_Do this_
Leave the pictures out and print every record below exactly as it stands.

[Data excerpts]
## begin
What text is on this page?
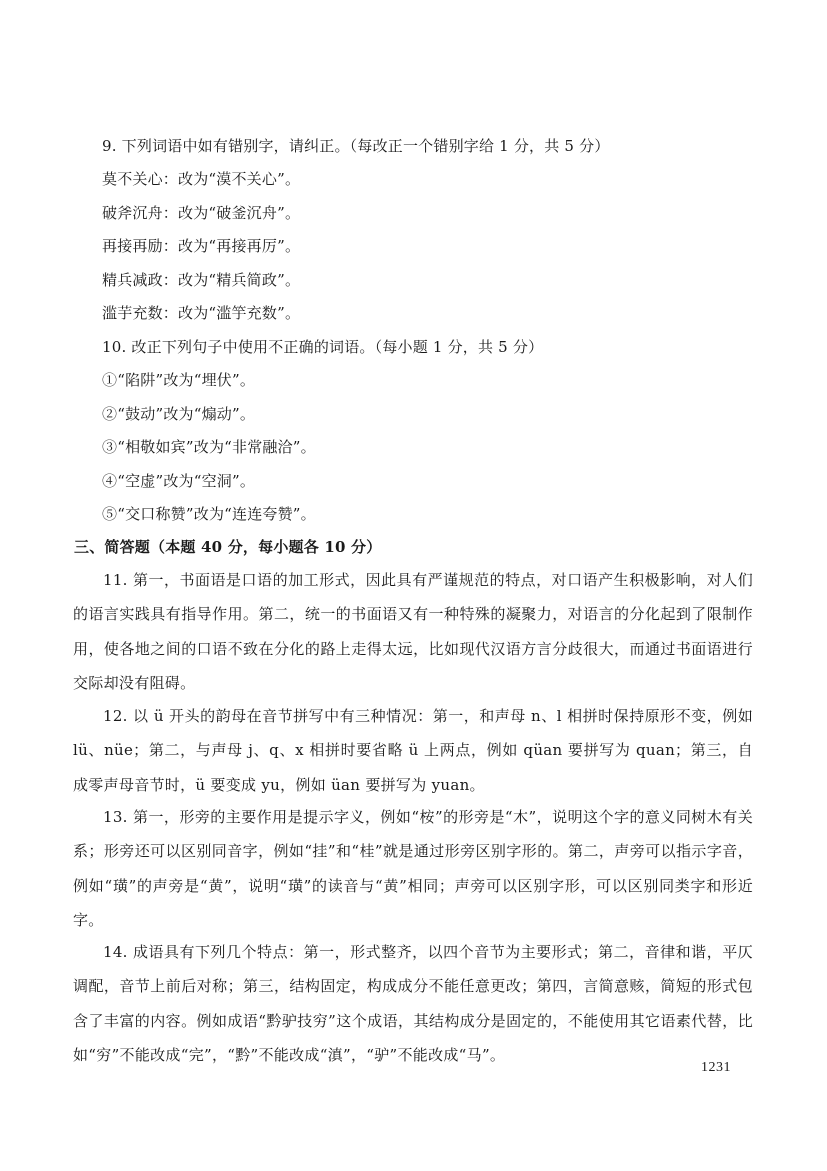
9. 下列词语中如有错别字，请纠正。（每改正一个错别字给 1 分，共 5 分）
莫不关心：改为“漠不关心”。
破斧沉舟：改为“破釜沉舟”。
再接再励：改为“再接再厉”。
精兵减政：改为“精兵简政”。
滥芋充数：改为“滥竽充数”。
10. 改正下列句子中使用不正确的词语。（每小题 1 分，共 5 分）
①“陷阱”改为“埋伏”。
②“鼓动”改为“煽动”。
③“相敬如宾”改为“非常融洽”。
④“空虚”改为“空洞”。
⑤“交口称赞”改为“连连夸赞”。
三、简答题（本题 40 分，每小题各 10 分）
11. 第一，书面语是口语的加工形式，因此具有严谨规范的特点，对口语产生积极影响，对人们的语言实践具有指导作用。第二，统一的书面语又有一种特殊的凝聚力，对语言的分化起到了限制作用，使各地之间的口语不致在分化的路上走得太远，比如现代汉语方言分歧很大，而通过书面语进行交际却没有阻碍。
12. 以 ü 开头的韵母在音节拼写中有三种情况：第一，和声母 n、l 相拼时保持原形不变，例如 lü、nüe；第二，与声母 j、q、x 相拼时要省略 ü 上两点，例如 qüan 要拼写为 quan；第三，自成零声母音节时，ü 要变成 yu，例如 üan 要拼写为 yuan。
13. 第一，形旁的主要作用是提示字义，例如“桉”的形旁是“木”，说明这个字的意义同树木有关系；形旁还可以区别同音字，例如“挂”和“桂”就是通过形旁区别字形的。第二，声旁可以指示字音，例如“璜”的声旁是“黄”，说明“璜”的读音与“黄”相同；声旁可以区别字形，可以区别同类字和形近字。
14. 成语具有下列几个特点：第一，形式整齐，以四个音节为主要形式；第二，音律和谐，平仄调配，音节上前后对称；第三，结构固定，构成成分不能任意更改；第四，言简意赅，简短的形式包含了丰富的内容。例如成语“黔驴技穷”这个成语，其结构成分是固定的，不能使用其它语素代替，比如“穷”不能改成“完”，“黔”不能改成“滇”，“驴”不能改成“马”。
1231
## end
_Answer to the task_
What text is on this page?
9. 下列词语中如有错别字，请纠正。（每改正一个错别字给 1 分，共 5 分）
莫不关心：改为“漠不关心”。
破斧沉舟：改为“破釜沉舟”。
再接再励：改为“再接再厉”。
精兵减政：改为“精兵简政”。
滥芋充数：改为“滥竽充数”。
10. 改正下列句子中使用不正确的词语。（每小题 1 分，共 5 分）
①“陷阱”改为“埋伏”。
②“鼓动”改为“煽动”。
③“相敬如宾”改为“非常融洽”。
④“空虚”改为“空洞”。
⑤“交口称赞”改为“连连夸赞”。
三、简答题（本题 40 分，每小题各 10 分）
11. 第一，书面语是口语的加工形式，因此具有严谨规范的特点，对口语产生积极影响，对人们的语言实践具有指导作用。第二，统一的书面语又有一种特殊的凝聚力，对语言的分化起到了限制作用，使各地之间的口语不致在分化的路上走得太远，比如现代汉语方言分歧很大，而通过书面语进行交际却没有阻碍。
12. 以 ü 开头的韵母在音节拼写中有三种情况：第一，和声母 n、l 相拼时保持原形不变，例如 lü、nüe；第二，与声母 j、q、x 相拼时要省略 ü 上两点，例如 qüan 要拼写为 quan；第三，自成零声母音节时，ü 要变成 yu，例如 üan 要拼写为 yuan。
13. 第一，形旁的主要作用是提示字义，例如“桉”的形旁是“木”，说明这个字的意义同树木有关系；形旁还可以区别同音字，例如“挂”和“桂”就是通过形旁区别字形的。第二，声旁可以指示字音，例如“璜”的声旁是“黄”，说明“璜”的读音与“黄”相同；声旁可以区别字形，可以区别同类字和形近字。
14. 成语具有下列几个特点：第一，形式整齐，以四个音节为主要形式；第二，音律和谐，平仄调配，音节上前后对称；第三，结构固定，构成成分不能任意更改；第四，言简意赅，简短的形式包含了丰富的内容。例如成语“黔驴技穷”这个成语，其结构成分是固定的，不能使用其它语素代替，比如“穷”不能改成“完”，“黔”不能改成“滇”，“驴”不能改成“马”。
1231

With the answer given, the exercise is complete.